Collect from the data below each line with "Clusters".

---*---

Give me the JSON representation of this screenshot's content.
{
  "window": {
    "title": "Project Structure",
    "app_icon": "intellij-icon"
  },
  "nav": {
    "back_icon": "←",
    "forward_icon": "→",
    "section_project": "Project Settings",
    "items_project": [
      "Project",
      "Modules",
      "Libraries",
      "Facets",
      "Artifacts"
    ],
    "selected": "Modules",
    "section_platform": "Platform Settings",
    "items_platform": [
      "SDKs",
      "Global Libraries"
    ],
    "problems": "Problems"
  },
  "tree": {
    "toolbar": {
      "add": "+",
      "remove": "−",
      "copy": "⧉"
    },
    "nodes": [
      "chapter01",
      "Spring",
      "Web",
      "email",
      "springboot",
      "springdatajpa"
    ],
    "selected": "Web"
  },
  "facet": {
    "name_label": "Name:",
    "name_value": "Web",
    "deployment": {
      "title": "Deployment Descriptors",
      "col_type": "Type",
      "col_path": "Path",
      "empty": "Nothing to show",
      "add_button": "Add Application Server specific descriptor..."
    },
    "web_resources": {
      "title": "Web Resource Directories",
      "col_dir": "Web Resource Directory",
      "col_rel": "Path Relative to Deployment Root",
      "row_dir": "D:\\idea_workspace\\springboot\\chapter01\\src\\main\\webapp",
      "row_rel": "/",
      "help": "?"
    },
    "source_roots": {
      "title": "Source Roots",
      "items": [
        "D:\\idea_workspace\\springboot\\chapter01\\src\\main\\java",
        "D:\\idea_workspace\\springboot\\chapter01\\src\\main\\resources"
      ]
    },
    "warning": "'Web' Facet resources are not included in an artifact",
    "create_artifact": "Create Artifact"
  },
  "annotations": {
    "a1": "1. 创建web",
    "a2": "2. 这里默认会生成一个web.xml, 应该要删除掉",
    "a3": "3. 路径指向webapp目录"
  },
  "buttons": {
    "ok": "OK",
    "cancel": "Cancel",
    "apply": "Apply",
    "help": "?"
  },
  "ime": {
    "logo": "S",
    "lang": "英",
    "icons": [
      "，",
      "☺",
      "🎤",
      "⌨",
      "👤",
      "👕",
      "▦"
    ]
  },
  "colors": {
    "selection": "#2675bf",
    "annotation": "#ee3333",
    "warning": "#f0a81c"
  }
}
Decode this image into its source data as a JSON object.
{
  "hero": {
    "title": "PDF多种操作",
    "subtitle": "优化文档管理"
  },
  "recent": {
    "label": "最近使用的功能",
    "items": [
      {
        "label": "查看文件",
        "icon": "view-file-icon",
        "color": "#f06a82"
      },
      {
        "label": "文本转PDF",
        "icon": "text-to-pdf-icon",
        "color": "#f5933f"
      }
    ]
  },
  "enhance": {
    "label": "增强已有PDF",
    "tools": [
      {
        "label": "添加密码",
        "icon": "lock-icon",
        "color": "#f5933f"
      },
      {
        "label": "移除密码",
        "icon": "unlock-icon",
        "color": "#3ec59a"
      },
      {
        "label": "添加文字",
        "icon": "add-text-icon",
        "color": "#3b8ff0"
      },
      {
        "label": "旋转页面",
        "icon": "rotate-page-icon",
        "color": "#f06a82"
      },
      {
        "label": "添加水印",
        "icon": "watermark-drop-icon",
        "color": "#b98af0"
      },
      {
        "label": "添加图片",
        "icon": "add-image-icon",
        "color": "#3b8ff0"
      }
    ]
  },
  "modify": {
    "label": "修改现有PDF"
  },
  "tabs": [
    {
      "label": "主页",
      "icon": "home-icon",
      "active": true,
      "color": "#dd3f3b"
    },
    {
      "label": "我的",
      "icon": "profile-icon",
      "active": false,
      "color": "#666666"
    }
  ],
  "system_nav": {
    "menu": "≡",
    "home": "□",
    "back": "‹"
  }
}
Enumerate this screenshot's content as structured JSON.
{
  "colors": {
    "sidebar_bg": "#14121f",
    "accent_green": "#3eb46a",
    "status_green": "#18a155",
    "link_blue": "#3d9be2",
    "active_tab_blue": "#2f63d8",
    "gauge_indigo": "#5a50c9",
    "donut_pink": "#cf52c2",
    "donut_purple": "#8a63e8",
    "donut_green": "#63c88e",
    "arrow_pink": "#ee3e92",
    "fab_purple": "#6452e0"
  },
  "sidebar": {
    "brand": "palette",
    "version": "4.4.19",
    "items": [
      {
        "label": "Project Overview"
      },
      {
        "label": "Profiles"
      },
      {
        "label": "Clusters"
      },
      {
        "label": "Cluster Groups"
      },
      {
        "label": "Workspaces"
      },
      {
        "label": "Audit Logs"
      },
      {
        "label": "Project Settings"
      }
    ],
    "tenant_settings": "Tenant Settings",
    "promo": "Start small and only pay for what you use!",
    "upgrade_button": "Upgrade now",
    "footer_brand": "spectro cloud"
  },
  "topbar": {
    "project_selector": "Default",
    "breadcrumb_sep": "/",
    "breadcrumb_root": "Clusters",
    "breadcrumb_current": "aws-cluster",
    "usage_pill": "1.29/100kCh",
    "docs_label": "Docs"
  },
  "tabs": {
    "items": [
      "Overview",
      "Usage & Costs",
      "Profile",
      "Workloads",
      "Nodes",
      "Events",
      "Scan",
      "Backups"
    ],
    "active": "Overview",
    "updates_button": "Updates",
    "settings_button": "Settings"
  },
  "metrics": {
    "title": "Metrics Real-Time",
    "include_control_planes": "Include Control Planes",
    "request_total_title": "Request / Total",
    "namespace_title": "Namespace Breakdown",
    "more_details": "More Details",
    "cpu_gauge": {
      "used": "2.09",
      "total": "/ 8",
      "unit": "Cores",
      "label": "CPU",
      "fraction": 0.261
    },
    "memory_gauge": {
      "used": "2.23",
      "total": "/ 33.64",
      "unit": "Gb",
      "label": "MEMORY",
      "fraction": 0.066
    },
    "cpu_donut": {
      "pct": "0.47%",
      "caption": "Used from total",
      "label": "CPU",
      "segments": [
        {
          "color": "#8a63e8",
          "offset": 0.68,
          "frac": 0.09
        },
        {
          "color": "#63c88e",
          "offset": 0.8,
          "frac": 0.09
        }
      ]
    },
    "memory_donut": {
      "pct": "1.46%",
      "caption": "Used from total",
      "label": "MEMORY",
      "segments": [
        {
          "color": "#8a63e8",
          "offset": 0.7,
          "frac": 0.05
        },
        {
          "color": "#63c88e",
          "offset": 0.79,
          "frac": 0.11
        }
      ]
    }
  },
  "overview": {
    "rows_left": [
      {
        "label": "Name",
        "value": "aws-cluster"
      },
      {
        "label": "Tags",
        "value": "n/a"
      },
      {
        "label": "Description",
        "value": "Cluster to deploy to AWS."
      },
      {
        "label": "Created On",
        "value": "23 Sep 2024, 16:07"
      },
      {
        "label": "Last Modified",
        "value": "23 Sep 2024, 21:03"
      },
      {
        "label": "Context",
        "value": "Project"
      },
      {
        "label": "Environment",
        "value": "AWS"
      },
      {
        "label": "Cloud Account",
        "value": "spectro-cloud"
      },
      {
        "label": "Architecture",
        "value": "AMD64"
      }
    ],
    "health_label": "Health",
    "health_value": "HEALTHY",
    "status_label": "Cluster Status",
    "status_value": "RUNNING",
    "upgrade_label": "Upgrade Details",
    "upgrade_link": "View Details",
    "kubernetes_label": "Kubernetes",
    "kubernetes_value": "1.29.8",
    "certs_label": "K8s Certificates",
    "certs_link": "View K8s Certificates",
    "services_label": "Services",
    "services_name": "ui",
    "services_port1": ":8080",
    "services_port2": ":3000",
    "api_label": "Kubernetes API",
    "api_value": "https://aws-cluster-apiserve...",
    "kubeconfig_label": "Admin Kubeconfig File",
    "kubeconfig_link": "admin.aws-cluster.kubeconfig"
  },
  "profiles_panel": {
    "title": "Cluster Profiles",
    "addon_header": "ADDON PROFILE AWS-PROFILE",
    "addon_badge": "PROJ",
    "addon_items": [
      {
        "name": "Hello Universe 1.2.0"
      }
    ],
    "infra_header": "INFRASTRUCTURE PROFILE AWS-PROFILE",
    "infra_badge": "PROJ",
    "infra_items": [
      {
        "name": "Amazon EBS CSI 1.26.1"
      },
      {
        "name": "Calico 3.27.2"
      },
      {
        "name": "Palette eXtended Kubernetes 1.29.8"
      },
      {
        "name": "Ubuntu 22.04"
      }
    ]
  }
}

---*---

## [RESPONSE TO THIS TASK]
        "label": "Clusters"
    "breadcrumb_root": "Clusters",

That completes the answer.